▶ What to do:
Extract the full set of records, then give each one again exactly.

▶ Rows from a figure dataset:
>>>>

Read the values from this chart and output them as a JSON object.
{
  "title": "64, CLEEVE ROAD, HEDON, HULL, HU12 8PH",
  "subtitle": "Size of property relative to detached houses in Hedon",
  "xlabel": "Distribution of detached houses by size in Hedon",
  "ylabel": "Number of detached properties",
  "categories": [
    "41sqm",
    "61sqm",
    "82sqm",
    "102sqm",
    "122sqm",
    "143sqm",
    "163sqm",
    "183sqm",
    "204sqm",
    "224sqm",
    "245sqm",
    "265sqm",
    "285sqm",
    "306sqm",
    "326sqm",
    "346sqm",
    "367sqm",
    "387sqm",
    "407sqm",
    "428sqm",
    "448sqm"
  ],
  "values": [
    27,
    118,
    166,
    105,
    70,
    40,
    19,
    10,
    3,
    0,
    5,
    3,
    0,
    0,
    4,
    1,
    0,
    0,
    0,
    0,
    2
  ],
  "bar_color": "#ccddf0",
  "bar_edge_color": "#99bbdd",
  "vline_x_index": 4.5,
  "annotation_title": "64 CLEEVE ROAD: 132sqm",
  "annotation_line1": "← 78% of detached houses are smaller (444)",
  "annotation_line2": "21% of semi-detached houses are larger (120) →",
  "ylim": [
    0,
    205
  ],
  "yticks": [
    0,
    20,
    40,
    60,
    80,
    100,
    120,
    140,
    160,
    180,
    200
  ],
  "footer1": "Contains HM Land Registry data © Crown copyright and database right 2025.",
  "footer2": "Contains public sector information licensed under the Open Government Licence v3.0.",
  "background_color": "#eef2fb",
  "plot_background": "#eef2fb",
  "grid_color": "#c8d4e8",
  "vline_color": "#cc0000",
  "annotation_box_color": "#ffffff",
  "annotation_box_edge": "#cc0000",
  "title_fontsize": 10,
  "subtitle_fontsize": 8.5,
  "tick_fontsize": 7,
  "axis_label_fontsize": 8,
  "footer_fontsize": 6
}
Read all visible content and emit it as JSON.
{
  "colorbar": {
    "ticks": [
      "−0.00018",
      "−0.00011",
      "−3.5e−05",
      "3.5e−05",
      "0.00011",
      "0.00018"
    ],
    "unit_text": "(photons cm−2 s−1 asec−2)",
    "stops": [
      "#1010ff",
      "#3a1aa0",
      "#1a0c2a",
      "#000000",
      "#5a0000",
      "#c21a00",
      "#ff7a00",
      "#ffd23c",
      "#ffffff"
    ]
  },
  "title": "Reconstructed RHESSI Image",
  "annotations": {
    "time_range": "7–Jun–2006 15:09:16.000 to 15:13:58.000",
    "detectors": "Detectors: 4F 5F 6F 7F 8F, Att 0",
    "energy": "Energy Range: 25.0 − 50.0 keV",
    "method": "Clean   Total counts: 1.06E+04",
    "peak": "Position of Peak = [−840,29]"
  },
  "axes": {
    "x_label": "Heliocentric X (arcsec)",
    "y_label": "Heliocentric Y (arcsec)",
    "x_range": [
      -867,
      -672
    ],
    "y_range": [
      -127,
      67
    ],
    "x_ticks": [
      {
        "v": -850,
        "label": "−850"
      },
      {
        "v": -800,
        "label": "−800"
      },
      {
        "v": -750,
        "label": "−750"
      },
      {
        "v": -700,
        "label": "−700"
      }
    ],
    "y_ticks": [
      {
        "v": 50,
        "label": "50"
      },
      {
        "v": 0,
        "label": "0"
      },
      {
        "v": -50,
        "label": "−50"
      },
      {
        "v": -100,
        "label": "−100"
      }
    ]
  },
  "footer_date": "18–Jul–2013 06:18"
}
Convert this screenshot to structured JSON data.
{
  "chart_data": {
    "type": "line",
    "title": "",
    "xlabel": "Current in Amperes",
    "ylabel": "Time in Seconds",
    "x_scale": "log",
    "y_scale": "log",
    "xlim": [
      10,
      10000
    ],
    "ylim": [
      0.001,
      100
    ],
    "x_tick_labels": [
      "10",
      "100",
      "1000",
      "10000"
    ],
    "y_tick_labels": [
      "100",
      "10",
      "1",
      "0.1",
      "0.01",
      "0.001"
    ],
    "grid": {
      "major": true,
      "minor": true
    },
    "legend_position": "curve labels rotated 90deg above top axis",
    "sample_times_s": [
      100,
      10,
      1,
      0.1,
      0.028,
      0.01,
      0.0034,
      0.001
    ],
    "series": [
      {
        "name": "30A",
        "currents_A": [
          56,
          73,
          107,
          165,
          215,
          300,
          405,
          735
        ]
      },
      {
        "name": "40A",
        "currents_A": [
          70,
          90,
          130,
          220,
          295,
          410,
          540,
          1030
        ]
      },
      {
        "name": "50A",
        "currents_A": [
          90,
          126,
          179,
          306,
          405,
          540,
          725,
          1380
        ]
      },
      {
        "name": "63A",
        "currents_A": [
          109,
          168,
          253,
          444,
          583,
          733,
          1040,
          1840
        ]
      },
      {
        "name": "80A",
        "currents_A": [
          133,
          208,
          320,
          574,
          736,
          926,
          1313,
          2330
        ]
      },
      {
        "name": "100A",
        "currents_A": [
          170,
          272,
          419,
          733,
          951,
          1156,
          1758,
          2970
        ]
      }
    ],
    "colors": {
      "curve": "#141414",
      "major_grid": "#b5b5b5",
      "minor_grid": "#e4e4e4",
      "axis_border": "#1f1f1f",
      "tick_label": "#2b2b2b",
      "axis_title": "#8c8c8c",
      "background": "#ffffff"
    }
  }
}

<<<<

▶ Exercise result:
Read the values from this chart and output them as a JSON object.
{
  "title": "64, CLEEVE ROAD, HEDON, HULL, HU12 8PH",
  "subtitle": "Size of property relative to detached houses in Hedon",
  "xlabel": "Distribution of detached houses by size in Hedon",
  "ylabel": "Number of detached properties",
  "categories": [
    "41sqm",
    "61sqm",
    "82sqm",
    "102sqm",
    "122sqm",
    "143sqm",
    "163sqm",
    "183sqm",
    "204sqm",
    "224sqm",
    "245sqm",
    "265sqm",
    "285sqm",
    "306sqm",
    "326sqm",
    "346sqm",
    "367sqm",
    "387sqm",
    "407sqm",
    "428sqm",
    "448sqm"
  ],
  "values": [
    27,
    118,
    166,
    105,
    70,
    40,
    19,
    10,
    3,
    0,
    5,
    3,
    0,
    0,
    4,
    1,
    0,
    0,
    0,
    0,
    2
  ],
  "bar_color": "#ccddf0",
  "bar_edge_color": "#99bbdd",
  "vline_x_index": 4.5,
  "annotation_title": "64 CLEEVE ROAD: 132sqm",
  "annotation_line1": "← 78% of detached houses are smaller (444)",
  "annotation_line2": "21% of semi-detached houses are larger (120) →",
  "ylim": [
    0,
    205
  ],
  "yticks": [
    0,
    20,
    40,
    60,
    80,
    100,
    120,
    140,
    160,
    180,
    200
  ],
  "footer1": "Contains HM Land Registry data © Crown copyright and database right 2025.",
  "footer2": "Contains public sector information licensed under the Open Government Licence v3.0.",
  "background_color": "#eef2fb",
  "plot_background": "#eef2fb",
  "grid_color": "#c8d4e8",
  "vline_color": "#cc0000",
  "annotation_box_color": "#ffffff",
  "annotation_box_edge": "#cc0000",
  "title_fontsize": 10,
  "subtitle_fontsize": 8.5,
  "tick_fontsize": 7,
  "axis_label_fontsize": 8,
  "footer_fontsize": 6
}
Read all visible content and emit it as JSON.
{
  "colorbar": {
    "ticks": [
      "−0.00018",
      "−0.00011",
      "−3.5e−05",
      "3.5e−05",
      "0.00011",
      "0.00018"
    ],
    "unit_text": "(photons cm−2 s−1 asec−2)",
    "stops": [
      "#1010ff",
      "#3a1aa0",
      "#1a0c2a",
      "#000000",
      "#5a0000",
      "#c21a00",
      "#ff7a00",
      "#ffd23c",
      "#ffffff"
    ]
  },
  "title": "Reconstructed RHESSI Image",
  "annotations": {
    "time_range": "7–Jun–2006 15:09:16.000 to 15:13:58.000",
    "detectors": "Detectors: 4F 5F 6F 7F 8F, Att 0",
    "energy": "Energy Range: 25.0 − 50.0 keV",
    "method": "Clean   Total counts: 1.06E+04",
    "peak": "Position of Peak = [−840,29]"
  },
  "axes": {
    "x_label": "Heliocentric X (arcsec)",
    "y_label": "Heliocentric Y (arcsec)",
    "x_range": [
      -867,
      -672
    ],
    "y_range": [
      -127,
      67
    ],
    "x_ticks": [
      {
        "v": -850,
        "label": "−850"
      },
      {
        "v": -800,
        "label": "−800"
      },
      {
        "v": -750,
        "label": "−750"
      },
      {
        "v": -700,
        "label": "−700"
      }
    ],
    "y_ticks": [
      {
        "v": 50,
        "label": "50"
      },
      {
        "v": 0,
        "label": "0"
      },
      {
        "v": -50,
        "label": "−50"
      },
      {
        "v": -100,
        "label": "−100"
      }
    ]
  },
  "footer_date": "18–Jul–2013 06:18"
}
Convert this screenshot to structured JSON data.
{
  "chart_data": {
    "type": "line",
    "title": "",
    "xlabel": "Current in Amperes",
    "ylabel": "Time in Seconds",
    "x_scale": "log",
    "y_scale": "log",
    "xlim": [
      10,
      10000
    ],
    "ylim": [
      0.001,
      100
    ],
    "x_tick_labels": [
      "10",
      "100",
      "1000",
      "10000"
    ],
    "y_tick_labels": [
      "100",
      "10",
      "1",
      "0.1",
      "0.01",
      "0.001"
    ],
    "grid": {
      "major": true,
      "minor": true
    },
    "legend_position": "curve labels rotated 90deg above top axis",
    "sample_times_s": [
      100,
      10,
      1,
      0.1,
      0.028,
      0.01,
      0.0034,
      0.001
    ],
    "series": [
      {
        "name": "30A",
        "currents_A": [
          56,
          73,
          107,
          165,
          215,
          300,
          405,
          735
        ]
      },
      {
        "name": "40A",
        "currents_A": [
          70,
          90,
          130,
          220,
          295,
          410,
          540,
          1030
        ]
      },
      {
        "name": "50A",
        "currents_A": [
          90,
          126,
          179,
          306,
          405,
          540,
          725,
          1380
        ]
      },
      {
        "name": "63A",
        "currents_A": [
          109,
          168,
          253,
          444,
          583,
          733,
          1040,
          1840
        ]
      },
      {
        "name": "80A",
        "currents_A": [
          133,
          208,
          320,
          574,
          736,
          926,
          1313,
          2330
        ]
      },
      {
        "name": "100A",
        "currents_A": [
          170,
          272,
          419,
          733,
          951,
          1156,
          1758,
          2970
        ]
      }
    ],
    "colors": {
      "curve": "#141414",
      "major_grid": "#b5b5b5",
      "minor_grid": "#e4e4e4",
      "axis_border": "#1f1f1f",
      "tick_label": "#2b2b2b",
      "axis_title": "#8c8c8c",
      "background": "#ffffff"
    }
  }
}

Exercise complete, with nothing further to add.